-- Start Stored records --

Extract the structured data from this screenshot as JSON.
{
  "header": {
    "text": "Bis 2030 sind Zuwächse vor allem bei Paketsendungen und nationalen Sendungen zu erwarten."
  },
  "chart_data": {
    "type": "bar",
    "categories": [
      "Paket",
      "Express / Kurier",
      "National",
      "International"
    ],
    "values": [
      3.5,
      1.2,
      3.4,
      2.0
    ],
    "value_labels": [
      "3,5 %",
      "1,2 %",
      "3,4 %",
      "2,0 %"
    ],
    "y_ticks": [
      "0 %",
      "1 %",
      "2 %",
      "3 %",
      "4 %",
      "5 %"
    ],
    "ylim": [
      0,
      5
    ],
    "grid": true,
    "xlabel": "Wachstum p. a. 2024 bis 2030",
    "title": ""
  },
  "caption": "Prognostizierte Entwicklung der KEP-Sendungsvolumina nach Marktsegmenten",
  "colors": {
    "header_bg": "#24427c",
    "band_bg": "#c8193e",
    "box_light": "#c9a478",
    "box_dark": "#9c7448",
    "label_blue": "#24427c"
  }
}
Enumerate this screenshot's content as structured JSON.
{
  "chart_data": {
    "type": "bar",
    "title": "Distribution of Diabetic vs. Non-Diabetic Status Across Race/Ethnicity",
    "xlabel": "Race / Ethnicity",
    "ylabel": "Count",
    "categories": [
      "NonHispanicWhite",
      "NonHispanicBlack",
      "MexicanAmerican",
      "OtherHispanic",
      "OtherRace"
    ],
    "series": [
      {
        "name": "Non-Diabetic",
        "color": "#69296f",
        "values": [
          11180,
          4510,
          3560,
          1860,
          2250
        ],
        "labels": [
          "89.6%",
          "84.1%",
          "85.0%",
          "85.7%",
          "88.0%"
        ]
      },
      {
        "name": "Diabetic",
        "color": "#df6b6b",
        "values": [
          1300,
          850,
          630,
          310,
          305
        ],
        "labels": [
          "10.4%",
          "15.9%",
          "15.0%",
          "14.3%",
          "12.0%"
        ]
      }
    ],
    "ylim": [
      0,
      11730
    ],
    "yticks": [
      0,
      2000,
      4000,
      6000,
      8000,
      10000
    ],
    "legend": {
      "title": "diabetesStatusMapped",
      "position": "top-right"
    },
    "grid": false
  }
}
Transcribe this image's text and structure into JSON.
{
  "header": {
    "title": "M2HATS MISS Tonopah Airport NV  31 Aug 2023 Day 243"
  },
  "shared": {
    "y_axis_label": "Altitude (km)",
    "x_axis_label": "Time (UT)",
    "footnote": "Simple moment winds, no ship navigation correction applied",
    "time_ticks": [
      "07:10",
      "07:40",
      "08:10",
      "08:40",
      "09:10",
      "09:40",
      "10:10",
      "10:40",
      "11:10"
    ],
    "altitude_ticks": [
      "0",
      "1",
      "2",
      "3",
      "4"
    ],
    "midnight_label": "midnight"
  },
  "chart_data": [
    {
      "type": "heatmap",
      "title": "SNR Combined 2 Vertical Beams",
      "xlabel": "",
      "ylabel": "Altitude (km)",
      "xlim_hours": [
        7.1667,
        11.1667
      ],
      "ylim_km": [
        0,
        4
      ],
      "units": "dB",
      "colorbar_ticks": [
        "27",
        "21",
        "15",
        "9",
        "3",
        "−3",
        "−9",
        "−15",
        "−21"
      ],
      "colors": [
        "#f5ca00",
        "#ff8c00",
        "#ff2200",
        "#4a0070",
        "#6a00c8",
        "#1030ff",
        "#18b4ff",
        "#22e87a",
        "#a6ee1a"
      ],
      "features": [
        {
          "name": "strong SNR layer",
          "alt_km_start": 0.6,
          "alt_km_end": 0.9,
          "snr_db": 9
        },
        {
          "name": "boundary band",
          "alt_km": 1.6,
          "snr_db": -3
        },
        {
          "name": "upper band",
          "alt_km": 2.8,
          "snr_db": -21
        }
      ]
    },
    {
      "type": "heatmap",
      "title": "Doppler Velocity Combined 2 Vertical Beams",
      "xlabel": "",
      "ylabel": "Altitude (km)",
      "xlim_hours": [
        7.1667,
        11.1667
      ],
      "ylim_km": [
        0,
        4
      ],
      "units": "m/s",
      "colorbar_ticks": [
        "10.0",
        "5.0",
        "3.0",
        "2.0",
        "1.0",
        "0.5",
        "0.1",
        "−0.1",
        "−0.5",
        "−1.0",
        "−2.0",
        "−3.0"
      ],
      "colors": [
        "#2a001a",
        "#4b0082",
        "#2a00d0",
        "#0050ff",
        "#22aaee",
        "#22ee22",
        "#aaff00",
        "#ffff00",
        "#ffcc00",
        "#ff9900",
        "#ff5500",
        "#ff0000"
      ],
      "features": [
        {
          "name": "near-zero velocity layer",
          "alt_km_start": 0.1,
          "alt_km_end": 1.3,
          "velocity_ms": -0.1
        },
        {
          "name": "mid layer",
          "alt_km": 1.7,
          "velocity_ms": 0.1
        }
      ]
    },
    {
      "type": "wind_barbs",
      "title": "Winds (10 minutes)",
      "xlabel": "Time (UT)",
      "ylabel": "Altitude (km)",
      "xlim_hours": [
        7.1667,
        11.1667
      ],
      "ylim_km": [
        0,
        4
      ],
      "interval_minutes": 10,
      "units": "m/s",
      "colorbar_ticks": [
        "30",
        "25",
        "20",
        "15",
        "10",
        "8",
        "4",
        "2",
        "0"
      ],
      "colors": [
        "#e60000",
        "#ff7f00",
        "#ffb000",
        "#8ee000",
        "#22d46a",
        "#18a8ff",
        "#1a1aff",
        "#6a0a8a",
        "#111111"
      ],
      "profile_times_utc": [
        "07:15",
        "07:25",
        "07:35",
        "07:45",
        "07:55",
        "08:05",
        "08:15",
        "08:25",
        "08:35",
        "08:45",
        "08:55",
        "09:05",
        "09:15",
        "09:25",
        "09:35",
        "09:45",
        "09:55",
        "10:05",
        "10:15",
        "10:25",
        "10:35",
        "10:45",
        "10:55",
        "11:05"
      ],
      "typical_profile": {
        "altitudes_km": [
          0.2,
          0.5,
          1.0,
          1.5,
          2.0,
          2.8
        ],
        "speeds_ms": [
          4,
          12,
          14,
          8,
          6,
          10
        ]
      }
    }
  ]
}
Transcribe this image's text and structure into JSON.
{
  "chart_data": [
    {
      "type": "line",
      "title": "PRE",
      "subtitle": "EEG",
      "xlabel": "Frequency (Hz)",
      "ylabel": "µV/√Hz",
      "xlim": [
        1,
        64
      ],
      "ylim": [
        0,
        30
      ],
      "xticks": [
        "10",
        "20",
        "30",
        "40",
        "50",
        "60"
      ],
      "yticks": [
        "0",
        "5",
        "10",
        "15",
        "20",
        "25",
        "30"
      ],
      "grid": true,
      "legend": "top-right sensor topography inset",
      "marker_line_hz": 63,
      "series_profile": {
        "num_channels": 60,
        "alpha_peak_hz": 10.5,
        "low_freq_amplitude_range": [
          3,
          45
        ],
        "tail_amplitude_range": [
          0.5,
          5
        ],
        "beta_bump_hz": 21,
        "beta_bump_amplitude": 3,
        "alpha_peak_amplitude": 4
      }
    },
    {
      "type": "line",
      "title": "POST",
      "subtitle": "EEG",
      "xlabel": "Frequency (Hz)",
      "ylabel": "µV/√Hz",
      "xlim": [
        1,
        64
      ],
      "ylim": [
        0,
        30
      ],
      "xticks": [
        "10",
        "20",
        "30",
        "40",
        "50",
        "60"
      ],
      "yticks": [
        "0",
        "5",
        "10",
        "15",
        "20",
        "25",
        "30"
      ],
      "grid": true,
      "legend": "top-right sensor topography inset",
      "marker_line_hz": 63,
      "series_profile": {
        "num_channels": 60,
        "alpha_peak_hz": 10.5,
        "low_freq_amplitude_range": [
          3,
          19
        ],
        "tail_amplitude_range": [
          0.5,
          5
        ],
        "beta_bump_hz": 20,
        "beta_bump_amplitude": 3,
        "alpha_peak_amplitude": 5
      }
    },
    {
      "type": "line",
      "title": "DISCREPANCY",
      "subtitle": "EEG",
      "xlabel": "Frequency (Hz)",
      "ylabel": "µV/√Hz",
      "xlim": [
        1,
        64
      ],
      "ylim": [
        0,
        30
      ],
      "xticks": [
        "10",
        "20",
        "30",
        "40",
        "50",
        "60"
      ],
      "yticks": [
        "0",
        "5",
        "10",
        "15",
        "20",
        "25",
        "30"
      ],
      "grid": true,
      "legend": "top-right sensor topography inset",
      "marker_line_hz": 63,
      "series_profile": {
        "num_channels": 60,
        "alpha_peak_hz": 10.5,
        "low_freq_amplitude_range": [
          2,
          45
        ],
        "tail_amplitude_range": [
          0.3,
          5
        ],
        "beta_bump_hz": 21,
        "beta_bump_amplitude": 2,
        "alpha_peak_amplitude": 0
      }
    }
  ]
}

-- End Stored records --

Task to complete = Search the entries for the string "Beams" and collect each line that has it.

Exercise result =
      "title": "SNR Combined 2 Vertical Beams",
      "title": "Doppler Velocity Combined 2 Vertical Beams",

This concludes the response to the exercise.